WORK TO COMPLETE
Copy out all of the data below with no alterations.

DATA ROWS
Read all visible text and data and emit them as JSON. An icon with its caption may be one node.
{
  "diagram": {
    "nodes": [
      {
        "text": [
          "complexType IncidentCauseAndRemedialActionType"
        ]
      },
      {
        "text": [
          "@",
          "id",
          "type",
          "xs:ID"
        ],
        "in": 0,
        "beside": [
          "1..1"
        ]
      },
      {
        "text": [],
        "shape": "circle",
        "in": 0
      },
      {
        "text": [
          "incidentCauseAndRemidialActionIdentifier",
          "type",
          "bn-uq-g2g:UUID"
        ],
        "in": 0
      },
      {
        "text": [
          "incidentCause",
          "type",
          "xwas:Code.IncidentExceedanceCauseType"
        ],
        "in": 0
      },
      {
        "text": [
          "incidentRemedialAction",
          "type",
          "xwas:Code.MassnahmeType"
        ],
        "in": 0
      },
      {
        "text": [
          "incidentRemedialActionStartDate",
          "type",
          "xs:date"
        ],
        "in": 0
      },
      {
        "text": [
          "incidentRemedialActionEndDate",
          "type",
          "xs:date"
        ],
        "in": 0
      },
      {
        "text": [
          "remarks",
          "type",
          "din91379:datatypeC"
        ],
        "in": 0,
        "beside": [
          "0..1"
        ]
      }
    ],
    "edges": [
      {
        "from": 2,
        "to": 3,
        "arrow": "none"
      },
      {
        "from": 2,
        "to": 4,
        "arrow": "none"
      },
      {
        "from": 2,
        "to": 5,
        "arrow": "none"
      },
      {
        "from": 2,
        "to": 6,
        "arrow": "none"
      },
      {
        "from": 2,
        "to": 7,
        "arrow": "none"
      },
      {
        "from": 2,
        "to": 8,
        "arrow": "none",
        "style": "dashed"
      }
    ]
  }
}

WORKED ANSWER
Read all visible text and data and emit them as JSON. An icon with its caption may be one node.
{
  "diagram": {
    "nodes": [
      {
        "text": [
          "complexType IncidentCauseAndRemedialActionType"
        ]
      },
      {
        "text": [
          "@",
          "id",
          "type",
          "xs:ID"
        ],
        "in": 0,
        "beside": [
          "1..1"
        ]
      },
      {
        "text": [],
        "shape": "circle",
        "in": 0
      },
      {
        "text": [
          "incidentCauseAndRemidialActionIdentifier",
          "type",
          "bn-uq-g2g:UUID"
        ],
        "in": 0
      },
      {
        "text": [
          "incidentCause",
          "type",
          "xwas:Code.IncidentExceedanceCauseType"
        ],
        "in": 0
      },
      {
        "text": [
          "incidentRemedialAction",
          "type",
          "xwas:Code.MassnahmeType"
        ],
        "in": 0
      },
      {
        "text": [
          "incidentRemedialActionStartDate",
          "type",
          "xs:date"
        ],
        "in": 0
      },
      {
        "text": [
          "incidentRemedialActionEndDate",
          "type",
          "xs:date"
        ],
        "in": 0
      },
      {
        "text": [
          "remarks",
          "type",
          "din91379:datatypeC"
        ],
        "in": 0,
        "beside": [
          "0..1"
        ]
      }
    ],
    "edges": [
      {
        "from": 2,
        "to": 3,
        "arrow": "none"
      },
      {
        "from": 2,
        "to": 4,
        "arrow": "none"
      },
      {
        "from": 2,
        "to": 5,
        "arrow": "none"
      },
      {
        "from": 2,
        "to": 6,
        "arrow": "none"
      },
      {
        "from": 2,
        "to": 7,
        "arrow": "none"
      },
      {
        "from": 2,
        "to": 8,
        "arrow": "none",
        "style": "dashed"
      }
    ]
  }
}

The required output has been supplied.